--- DATASET RECORDS ---
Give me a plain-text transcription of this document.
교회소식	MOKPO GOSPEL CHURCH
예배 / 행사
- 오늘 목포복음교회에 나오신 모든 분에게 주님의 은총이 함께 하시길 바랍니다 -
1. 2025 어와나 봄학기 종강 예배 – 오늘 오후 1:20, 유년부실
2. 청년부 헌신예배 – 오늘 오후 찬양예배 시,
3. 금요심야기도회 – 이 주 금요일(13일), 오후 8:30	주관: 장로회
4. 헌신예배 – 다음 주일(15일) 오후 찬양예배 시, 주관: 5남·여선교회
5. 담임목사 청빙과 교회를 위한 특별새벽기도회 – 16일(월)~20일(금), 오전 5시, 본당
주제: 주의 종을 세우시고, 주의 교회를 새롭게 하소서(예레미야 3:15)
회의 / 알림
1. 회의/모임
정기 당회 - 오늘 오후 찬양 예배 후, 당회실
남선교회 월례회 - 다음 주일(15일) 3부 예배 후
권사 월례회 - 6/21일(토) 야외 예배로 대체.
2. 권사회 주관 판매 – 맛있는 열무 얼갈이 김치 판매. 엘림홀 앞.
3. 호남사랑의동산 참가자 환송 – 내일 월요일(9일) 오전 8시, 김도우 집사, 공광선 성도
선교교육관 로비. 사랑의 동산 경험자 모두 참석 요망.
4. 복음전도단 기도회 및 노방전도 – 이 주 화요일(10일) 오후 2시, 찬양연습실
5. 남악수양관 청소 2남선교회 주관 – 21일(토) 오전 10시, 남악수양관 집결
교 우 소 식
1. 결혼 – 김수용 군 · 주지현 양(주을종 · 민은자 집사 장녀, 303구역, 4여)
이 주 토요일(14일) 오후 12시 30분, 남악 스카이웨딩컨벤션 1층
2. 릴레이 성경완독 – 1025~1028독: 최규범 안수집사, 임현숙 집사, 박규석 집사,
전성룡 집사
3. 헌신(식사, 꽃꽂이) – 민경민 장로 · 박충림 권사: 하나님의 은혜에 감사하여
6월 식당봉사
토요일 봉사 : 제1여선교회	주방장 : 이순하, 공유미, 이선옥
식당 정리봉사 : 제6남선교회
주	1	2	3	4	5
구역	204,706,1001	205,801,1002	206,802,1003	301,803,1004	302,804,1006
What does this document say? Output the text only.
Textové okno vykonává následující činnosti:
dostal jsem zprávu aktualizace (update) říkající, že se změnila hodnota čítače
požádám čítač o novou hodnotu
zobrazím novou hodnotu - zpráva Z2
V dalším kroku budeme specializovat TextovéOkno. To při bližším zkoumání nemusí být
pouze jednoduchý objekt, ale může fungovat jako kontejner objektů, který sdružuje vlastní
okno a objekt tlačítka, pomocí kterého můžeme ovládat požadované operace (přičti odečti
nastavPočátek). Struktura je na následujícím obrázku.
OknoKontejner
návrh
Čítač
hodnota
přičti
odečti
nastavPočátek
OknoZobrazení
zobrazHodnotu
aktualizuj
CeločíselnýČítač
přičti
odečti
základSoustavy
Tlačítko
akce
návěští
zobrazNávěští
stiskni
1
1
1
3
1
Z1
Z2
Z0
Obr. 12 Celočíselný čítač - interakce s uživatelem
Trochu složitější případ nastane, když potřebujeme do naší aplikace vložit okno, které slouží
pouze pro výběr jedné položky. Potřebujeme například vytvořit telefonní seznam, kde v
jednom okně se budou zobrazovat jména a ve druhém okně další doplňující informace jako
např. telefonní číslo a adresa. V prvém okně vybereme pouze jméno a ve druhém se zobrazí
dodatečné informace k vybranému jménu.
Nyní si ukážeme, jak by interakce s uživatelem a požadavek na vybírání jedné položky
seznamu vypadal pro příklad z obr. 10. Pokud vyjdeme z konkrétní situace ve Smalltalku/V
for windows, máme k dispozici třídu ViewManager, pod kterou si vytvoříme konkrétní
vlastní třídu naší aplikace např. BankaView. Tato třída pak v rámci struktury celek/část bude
---
▶ **BRIEF**:
Every entry should be printed again exactly as written.

▶ **TASK OUTPUT**:
Give me a plain-text transcription of this document.
교회소식	MOKPO GOSPEL CHURCH
예배 / 행사
- 오늘 목포복음교회에 나오신 모든 분에게 주님의 은총이 함께 하시길 바랍니다 -
1. 2025 어와나 봄학기 종강 예배 – 오늘 오후 1:20, 유년부실
2. 청년부 헌신예배 – 오늘 오후 찬양예배 시,
3. 금요심야기도회 – 이 주 금요일(13일), 오후 8:30	주관: 장로회
4. 헌신예배 – 다음 주일(15일) 오후 찬양예배 시, 주관: 5남·여선교회
5. 담임목사 청빙과 교회를 위한 특별새벽기도회 – 16일(월)~20일(금), 오전 5시, 본당
주제: 주의 종을 세우시고, 주의 교회를 새롭게 하소서(예레미야 3:15)
회의 / 알림
1. 회의/모임
정기 당회 - 오늘 오후 찬양 예배 후, 당회실
남선교회 월례회 - 다음 주일(15일) 3부 예배 후
권사 월례회 - 6/21일(토) 야외 예배로 대체.
2. 권사회 주관 판매 – 맛있는 열무 얼갈이 김치 판매. 엘림홀 앞.
3. 호남사랑의동산 참가자 환송 – 내일 월요일(9일) 오전 8시, 김도우 집사, 공광선 성도
선교교육관 로비. 사랑의 동산 경험자 모두 참석 요망.
4. 복음전도단 기도회 및 노방전도 – 이 주 화요일(10일) 오후 2시, 찬양연습실
5. 남악수양관 청소 2남선교회 주관 – 21일(토) 오전 10시, 남악수양관 집결
교 우 소 식
1. 결혼 – 김수용 군 · 주지현 양(주을종 · 민은자 집사 장녀, 303구역, 4여)
이 주 토요일(14일) 오후 12시 30분, 남악 스카이웨딩컨벤션 1층
2. 릴레이 성경완독 – 1025~1028독: 최규범 안수집사, 임현숙 집사, 박규석 집사,
전성룡 집사
3. 헌신(식사, 꽃꽂이) – 민경민 장로 · 박충림 권사: 하나님의 은혜에 감사하여
6월 식당봉사
토요일 봉사 : 제1여선교회	주방장 : 이순하, 공유미, 이선옥
식당 정리봉사 : 제6남선교회
주	1	2	3	4	5
구역	204,706,1001	205,801,1002	206,802,1003	301,803,1004	302,804,1006
What does this document say? Output the text only.
Textové okno vykonává následující činnosti:
dostal jsem zprávu aktualizace (update) říkající, že se změnila hodnota čítače
požádám čítač o novou hodnotu
zobrazím novou hodnotu - zpráva Z2
V dalším kroku budeme specializovat TextovéOkno. To při bližším zkoumání nemusí být
pouze jednoduchý objekt, ale může fungovat jako kontejner objektů, který sdružuje vlastní
okno a objekt tlačítka, pomocí kterého můžeme ovládat požadované operace (přičti odečti
nastavPočátek). Struktura je na následujícím obrázku.
OknoKontejner
návrh
Čítač
hodnota
přičti
odečti
nastavPočátek
OknoZobrazení
zobrazHodnotu
aktualizuj
CeločíselnýČítač
přičti
odečti
základSoustavy
Tlačítko
akce
návěští
zobrazNávěští
stiskni
1
1
1
3
1
Z1
Z2
Z0
Obr. 12 Celočíselný čítač - interakce s uživatelem
Trochu složitější případ nastane, když potřebujeme do naší aplikace vložit okno, které slouží
pouze pro výběr jedné položky. Potřebujeme například vytvořit telefonní seznam, kde v
jednom okně se budou zobrazovat jména a ve druhém okně další doplňující informace jako
např. telefonní číslo a adresa. V prvém okně vybereme pouze jméno a ve druhém se zobrazí
dodatečné informace k vybranému jménu.
Nyní si ukážeme, jak by interakce s uživatelem a požadavek na vybírání jedné položky
seznamu vypadal pro příklad z obr. 10. Pokud vyjdeme z konkrétní situace ve Smalltalku/V
for windows, máme k dispozici třídu ViewManager, pod kterou si vytvoříme konkrétní
vlastní třídu naší aplikace např. BankaView. Tato třída pak v rámci struktury celek/část bude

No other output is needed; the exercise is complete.